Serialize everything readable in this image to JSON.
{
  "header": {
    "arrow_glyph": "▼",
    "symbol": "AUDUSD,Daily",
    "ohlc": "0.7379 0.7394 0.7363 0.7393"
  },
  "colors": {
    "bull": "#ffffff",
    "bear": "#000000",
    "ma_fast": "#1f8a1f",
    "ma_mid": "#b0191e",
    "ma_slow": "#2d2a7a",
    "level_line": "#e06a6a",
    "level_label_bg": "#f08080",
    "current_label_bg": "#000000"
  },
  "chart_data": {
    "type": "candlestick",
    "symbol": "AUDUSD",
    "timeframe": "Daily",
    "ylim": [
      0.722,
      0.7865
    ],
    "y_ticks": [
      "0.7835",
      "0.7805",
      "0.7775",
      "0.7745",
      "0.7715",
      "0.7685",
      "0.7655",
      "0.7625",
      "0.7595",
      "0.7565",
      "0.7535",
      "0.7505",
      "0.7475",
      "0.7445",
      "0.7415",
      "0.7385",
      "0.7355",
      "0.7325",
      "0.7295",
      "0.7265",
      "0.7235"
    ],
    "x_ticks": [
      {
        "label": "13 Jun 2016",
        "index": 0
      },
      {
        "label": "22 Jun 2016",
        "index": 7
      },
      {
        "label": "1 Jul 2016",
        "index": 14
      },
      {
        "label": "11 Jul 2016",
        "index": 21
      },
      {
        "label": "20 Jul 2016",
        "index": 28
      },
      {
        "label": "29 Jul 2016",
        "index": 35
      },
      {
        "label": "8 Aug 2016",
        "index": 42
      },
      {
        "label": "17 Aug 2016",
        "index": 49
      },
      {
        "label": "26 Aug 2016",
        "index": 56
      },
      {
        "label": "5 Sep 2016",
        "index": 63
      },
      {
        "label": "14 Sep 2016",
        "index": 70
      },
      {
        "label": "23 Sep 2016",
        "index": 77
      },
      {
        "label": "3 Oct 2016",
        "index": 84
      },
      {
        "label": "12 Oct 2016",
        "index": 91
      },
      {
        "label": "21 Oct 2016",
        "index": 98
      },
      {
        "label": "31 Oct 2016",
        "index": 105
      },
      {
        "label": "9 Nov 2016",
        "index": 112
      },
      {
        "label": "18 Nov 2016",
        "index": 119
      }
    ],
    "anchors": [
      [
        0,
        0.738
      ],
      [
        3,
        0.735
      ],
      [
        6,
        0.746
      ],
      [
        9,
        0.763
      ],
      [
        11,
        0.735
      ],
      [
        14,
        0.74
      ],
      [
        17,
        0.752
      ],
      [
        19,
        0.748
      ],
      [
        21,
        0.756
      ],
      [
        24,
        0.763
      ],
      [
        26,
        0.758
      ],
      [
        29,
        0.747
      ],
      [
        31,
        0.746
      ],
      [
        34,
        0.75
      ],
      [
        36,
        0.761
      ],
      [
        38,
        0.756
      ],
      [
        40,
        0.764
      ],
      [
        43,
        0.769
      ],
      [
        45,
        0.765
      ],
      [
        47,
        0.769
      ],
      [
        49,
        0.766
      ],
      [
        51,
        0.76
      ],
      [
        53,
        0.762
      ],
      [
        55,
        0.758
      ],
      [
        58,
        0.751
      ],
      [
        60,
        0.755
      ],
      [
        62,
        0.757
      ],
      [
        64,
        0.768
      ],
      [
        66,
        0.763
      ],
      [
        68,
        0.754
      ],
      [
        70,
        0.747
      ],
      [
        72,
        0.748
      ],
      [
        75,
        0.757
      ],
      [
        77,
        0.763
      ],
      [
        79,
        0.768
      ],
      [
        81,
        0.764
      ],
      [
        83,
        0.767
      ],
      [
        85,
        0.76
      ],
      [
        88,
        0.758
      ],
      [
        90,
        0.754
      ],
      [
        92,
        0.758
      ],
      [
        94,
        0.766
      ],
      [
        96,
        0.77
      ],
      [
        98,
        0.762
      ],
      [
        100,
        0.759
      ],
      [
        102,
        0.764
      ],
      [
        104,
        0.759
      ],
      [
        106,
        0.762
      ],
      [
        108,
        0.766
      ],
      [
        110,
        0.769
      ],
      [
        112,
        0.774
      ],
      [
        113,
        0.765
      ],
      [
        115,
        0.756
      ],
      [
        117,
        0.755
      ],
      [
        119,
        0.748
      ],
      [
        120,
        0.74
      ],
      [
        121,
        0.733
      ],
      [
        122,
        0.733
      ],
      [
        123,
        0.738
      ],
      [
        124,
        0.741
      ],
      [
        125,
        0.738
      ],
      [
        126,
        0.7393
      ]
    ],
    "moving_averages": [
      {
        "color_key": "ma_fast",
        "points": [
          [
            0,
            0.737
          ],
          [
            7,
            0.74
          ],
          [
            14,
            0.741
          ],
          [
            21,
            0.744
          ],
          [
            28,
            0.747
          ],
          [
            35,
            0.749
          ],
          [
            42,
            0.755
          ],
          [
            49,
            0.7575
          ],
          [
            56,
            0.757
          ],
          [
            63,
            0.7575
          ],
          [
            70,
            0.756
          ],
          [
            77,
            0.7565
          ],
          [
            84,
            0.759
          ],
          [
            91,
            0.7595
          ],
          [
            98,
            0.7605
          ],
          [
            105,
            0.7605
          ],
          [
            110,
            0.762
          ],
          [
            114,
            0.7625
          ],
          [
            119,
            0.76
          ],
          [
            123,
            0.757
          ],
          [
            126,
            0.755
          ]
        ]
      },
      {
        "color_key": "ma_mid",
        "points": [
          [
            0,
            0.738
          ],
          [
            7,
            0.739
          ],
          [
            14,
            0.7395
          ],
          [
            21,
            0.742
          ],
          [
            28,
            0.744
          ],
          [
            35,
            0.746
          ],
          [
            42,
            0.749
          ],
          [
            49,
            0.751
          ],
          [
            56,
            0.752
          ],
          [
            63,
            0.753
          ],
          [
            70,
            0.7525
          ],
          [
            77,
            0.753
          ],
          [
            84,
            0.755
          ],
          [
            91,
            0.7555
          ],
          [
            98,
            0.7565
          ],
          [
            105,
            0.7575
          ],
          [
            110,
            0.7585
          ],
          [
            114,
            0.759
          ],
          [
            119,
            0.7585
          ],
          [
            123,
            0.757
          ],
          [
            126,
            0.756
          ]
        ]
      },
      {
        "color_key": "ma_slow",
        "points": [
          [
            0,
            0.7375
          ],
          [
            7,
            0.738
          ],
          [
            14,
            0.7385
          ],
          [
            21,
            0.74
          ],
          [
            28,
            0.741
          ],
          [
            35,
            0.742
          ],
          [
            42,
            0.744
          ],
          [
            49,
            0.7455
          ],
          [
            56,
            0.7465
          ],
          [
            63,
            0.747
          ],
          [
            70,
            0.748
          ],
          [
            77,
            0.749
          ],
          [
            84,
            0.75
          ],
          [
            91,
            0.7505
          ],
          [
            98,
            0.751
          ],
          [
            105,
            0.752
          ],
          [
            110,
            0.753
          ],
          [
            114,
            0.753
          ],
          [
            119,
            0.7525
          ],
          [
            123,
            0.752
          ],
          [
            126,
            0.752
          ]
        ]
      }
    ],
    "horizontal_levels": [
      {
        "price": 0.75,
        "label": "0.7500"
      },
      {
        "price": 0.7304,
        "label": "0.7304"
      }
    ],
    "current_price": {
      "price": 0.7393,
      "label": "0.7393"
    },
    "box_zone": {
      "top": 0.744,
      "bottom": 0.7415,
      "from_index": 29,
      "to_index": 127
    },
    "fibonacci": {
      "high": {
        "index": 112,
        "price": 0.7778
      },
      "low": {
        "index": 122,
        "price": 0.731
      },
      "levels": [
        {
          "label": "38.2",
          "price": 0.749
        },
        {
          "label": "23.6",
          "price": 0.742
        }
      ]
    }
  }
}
--
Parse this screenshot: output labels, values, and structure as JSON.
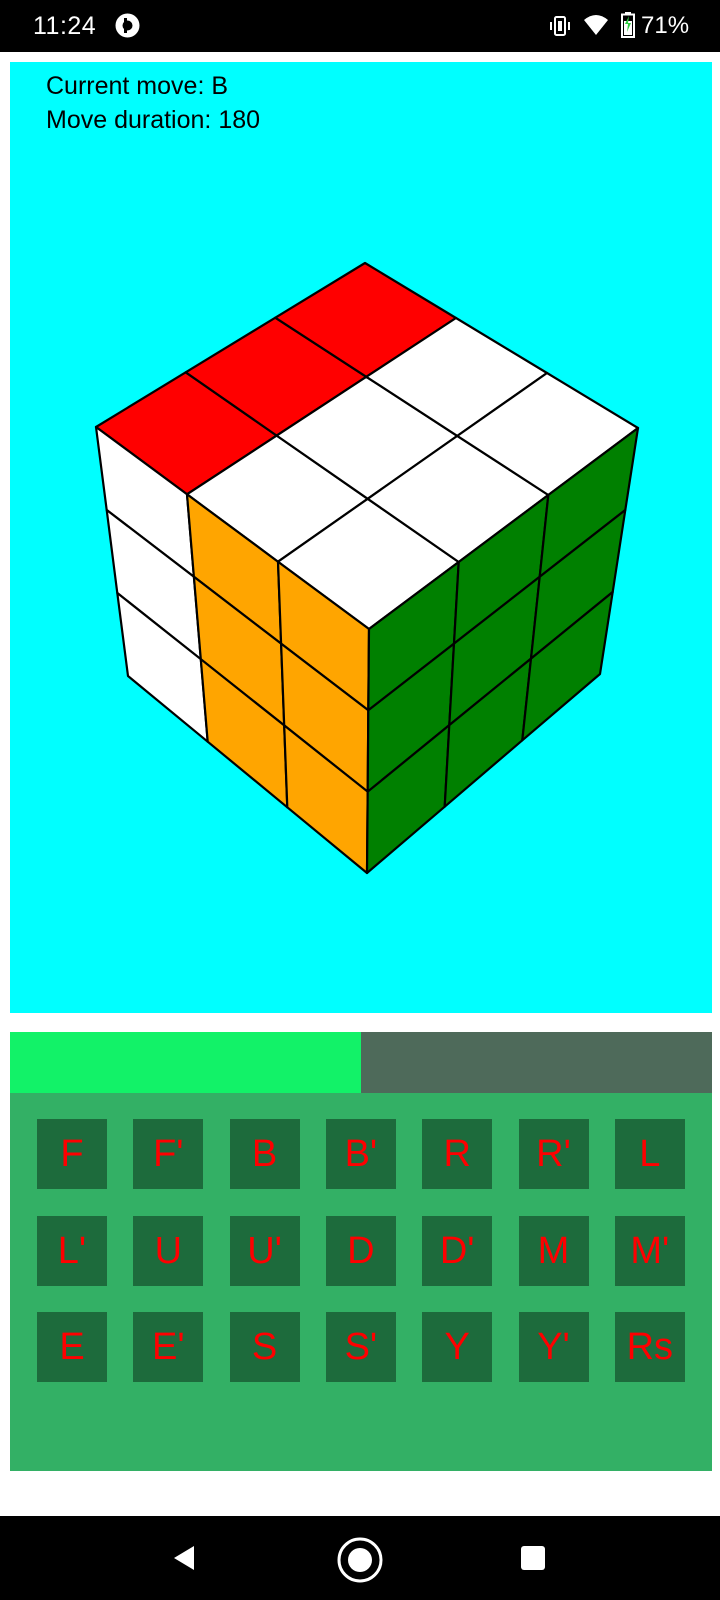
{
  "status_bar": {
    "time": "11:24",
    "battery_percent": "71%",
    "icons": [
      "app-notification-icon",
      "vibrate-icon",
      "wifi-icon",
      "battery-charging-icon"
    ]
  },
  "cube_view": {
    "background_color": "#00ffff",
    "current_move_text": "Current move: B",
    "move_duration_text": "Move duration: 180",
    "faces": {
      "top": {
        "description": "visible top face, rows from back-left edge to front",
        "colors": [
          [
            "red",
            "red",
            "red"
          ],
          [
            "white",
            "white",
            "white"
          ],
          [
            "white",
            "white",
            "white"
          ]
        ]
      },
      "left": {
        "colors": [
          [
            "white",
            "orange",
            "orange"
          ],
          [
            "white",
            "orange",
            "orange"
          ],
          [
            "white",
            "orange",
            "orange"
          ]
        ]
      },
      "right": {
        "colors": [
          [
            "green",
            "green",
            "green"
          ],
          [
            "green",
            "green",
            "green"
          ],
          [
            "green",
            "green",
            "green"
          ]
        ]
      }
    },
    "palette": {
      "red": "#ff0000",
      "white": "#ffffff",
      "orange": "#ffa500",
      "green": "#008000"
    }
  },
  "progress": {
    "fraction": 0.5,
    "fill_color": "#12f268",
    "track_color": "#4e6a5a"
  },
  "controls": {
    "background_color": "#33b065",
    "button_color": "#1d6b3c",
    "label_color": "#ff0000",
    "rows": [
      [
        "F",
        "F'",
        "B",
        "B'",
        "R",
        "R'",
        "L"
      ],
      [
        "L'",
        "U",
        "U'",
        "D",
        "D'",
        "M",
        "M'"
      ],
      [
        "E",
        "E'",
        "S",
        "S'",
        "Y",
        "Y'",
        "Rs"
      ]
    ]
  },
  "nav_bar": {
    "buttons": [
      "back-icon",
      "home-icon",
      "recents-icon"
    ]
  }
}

▸ REQUIREMENT
Copy out each line of the records that holds the string "rows".

▸ CORRECT RESULT
        "description": "visible top face, rows from back-left edge to front",
    "rows": [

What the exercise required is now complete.